WHAT YOU NEED TO DO: Return all lines in the material below that contain "this".

SOURCE MATERIAL:
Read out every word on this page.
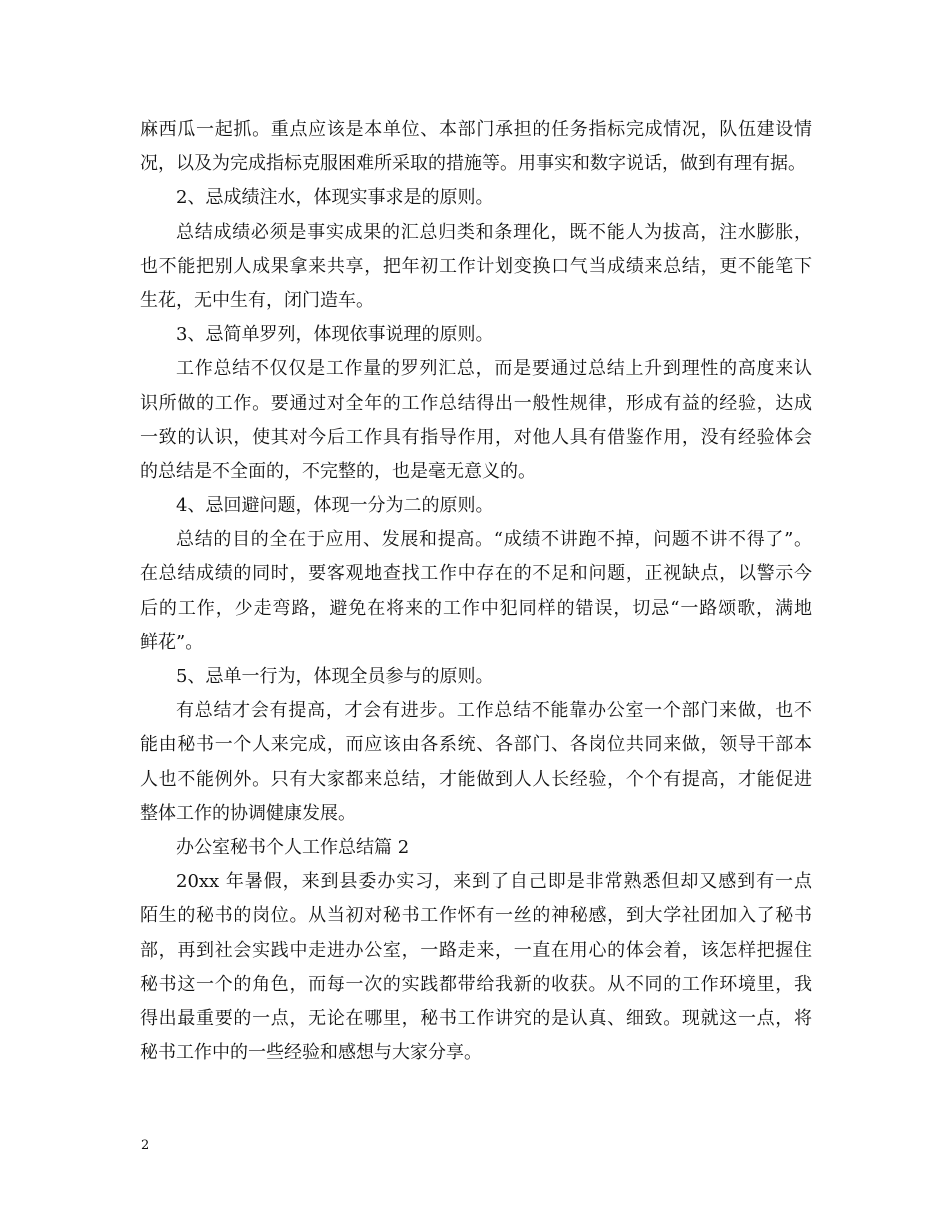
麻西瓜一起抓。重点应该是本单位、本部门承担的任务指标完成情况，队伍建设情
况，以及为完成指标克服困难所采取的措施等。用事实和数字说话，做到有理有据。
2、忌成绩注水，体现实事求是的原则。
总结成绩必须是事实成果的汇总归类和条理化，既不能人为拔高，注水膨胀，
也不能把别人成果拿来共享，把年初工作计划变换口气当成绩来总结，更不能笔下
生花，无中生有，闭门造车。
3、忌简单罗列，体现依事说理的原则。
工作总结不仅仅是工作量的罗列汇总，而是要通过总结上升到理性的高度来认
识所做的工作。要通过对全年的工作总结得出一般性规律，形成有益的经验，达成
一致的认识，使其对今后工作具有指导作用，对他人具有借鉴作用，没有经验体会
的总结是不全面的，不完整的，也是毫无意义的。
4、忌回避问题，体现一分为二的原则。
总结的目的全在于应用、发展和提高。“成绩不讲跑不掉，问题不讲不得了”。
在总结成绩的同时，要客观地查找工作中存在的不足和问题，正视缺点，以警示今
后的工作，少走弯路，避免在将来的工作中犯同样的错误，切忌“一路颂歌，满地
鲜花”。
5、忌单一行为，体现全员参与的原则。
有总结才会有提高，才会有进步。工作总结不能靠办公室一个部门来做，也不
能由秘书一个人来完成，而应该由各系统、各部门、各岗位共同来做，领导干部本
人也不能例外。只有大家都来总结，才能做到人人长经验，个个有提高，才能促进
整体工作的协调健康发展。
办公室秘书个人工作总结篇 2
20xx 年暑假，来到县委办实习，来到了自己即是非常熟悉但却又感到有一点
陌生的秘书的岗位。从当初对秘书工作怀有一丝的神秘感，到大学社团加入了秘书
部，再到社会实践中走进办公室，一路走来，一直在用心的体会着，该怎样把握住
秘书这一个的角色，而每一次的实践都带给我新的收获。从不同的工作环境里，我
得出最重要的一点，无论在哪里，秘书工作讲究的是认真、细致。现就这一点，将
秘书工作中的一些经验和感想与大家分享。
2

---

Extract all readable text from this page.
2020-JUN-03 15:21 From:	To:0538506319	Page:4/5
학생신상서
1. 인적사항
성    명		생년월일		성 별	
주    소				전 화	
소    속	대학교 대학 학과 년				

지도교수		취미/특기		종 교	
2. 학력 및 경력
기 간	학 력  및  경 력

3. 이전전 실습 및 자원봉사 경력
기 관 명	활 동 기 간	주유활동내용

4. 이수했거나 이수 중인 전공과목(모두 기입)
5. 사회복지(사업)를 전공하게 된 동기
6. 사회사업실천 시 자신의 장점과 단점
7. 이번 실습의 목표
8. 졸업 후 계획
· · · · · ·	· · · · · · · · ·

ANSWER:
Read out every word on this page.
Extract all readable text from this page.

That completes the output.